» **Exercise**:
A word-for-word copy of the records below is required.

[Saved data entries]
::::

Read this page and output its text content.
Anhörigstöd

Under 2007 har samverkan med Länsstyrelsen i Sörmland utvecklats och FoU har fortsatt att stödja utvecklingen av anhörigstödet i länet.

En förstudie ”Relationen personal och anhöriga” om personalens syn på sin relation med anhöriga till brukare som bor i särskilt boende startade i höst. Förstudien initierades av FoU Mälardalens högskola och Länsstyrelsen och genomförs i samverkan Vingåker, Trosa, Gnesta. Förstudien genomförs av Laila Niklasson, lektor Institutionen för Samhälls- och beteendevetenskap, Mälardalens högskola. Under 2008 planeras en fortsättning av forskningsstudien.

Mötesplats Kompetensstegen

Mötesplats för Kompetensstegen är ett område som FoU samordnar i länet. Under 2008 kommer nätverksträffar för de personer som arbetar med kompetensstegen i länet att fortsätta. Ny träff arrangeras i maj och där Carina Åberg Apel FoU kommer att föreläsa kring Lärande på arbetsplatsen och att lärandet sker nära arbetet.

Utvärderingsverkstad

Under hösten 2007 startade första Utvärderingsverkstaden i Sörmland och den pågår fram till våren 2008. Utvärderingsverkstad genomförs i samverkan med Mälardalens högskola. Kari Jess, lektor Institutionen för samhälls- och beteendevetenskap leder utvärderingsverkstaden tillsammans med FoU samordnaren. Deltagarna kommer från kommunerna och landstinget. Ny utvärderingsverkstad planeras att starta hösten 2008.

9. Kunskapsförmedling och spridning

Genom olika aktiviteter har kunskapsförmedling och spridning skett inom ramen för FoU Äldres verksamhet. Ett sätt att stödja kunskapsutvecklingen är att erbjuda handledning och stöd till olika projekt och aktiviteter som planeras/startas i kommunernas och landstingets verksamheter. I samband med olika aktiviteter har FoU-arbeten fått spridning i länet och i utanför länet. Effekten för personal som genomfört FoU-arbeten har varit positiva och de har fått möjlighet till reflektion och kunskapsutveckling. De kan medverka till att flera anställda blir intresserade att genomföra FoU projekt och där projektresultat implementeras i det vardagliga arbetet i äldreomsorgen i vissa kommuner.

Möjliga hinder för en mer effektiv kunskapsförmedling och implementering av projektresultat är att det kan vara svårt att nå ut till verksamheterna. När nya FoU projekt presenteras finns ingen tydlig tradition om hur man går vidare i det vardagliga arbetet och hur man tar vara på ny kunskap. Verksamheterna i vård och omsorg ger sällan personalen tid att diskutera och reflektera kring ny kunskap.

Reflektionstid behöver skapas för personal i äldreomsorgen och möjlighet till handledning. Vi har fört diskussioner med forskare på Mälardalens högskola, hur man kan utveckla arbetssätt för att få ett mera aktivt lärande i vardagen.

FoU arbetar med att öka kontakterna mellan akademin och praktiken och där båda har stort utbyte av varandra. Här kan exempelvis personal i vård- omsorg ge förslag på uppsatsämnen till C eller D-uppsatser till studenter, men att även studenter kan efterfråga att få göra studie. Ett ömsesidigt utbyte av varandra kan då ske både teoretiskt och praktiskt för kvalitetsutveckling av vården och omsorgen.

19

::::

» **The completed task**:
Read this page and output its text content.
Anhörigstöd

Under 2007 har samverkan med Länsstyrelsen i Sörmland utvecklats och FoU har fortsatt att stödja utvecklingen av anhörigstödet i länet.

En förstudie ”Relationen personal och anhöriga” om personalens syn på sin relation med anhöriga till brukare som bor i särskilt boende startade i höst. Förstudien initierades av FoU Mälardalens högskola och Länsstyrelsen och genomförs i samverkan Vingåker, Trosa, Gnesta. Förstudien genomförs av Laila Niklasson, lektor Institutionen för Samhälls- och beteendevetenskap, Mälardalens högskola. Under 2008 planeras en fortsättning av forskningsstudien.

Mötesplats Kompetensstegen

Mötesplats för Kompetensstegen är ett område som FoU samordnar i länet. Under 2008 kommer nätverksträffar för de personer som arbetar med kompetensstegen i länet att fortsätta. Ny träff arrangeras i maj och där Carina Åberg Apel FoU kommer att föreläsa kring Lärande på arbetsplatsen och att lärandet sker nära arbetet.

Utvärderingsverkstad

Under hösten 2007 startade första Utvärderingsverkstaden i Sörmland och den pågår fram till våren 2008. Utvärderingsverkstad genomförs i samverkan med Mälardalens högskola. Kari Jess, lektor Institutionen för samhälls- och beteendevetenskap leder utvärderingsverkstaden tillsammans med FoU samordnaren. Deltagarna kommer från kommunerna och landstinget. Ny utvärderingsverkstad planeras att starta hösten 2008.

9. Kunskapsförmedling och spridning

Genom olika aktiviteter har kunskapsförmedling och spridning skett inom ramen för FoU Äldres verksamhet. Ett sätt att stödja kunskapsutvecklingen är att erbjuda handledning och stöd till olika projekt och aktiviteter som planeras/startas i kommunernas och landstingets verksamheter. I samband med olika aktiviteter har FoU-arbeten fått spridning i länet och i utanför länet. Effekten för personal som genomfört FoU-arbeten har varit positiva och de har fått möjlighet till reflektion och kunskapsutveckling. De kan medverka till att flera anställda blir intresserade att genomföra FoU projekt och där projektresultat implementeras i det vardagliga arbetet i äldreomsorgen i vissa kommuner.

Möjliga hinder för en mer effektiv kunskapsförmedling och implementering av projektresultat är att det kan vara svårt att nå ut till verksamheterna. När nya FoU projekt presenteras finns ingen tydlig tradition om hur man går vidare i det vardagliga arbetet och hur man tar vara på ny kunskap. Verksamheterna i vård och omsorg ger sällan personalen tid att diskutera och reflektera kring ny kunskap.

Reflektionstid behöver skapas för personal i äldreomsorgen och möjlighet till handledning. Vi har fört diskussioner med forskare på Mälardalens högskola, hur man kan utveckla arbetssätt för att få ett mera aktivt lärande i vardagen.

FoU arbetar med att öka kontakterna mellan akademin och praktiken och där båda har stort utbyte av varandra. Här kan exempelvis personal i vård- omsorg ge förslag på uppsatsämnen till C eller D-uppsatser till studenter, men att även studenter kan efterfråga att få göra studie. Ett ömsesidigt utbyte av varandra kan då ske både teoretiskt och praktiskt för kvalitetsutveckling av vården och omsorgen.

19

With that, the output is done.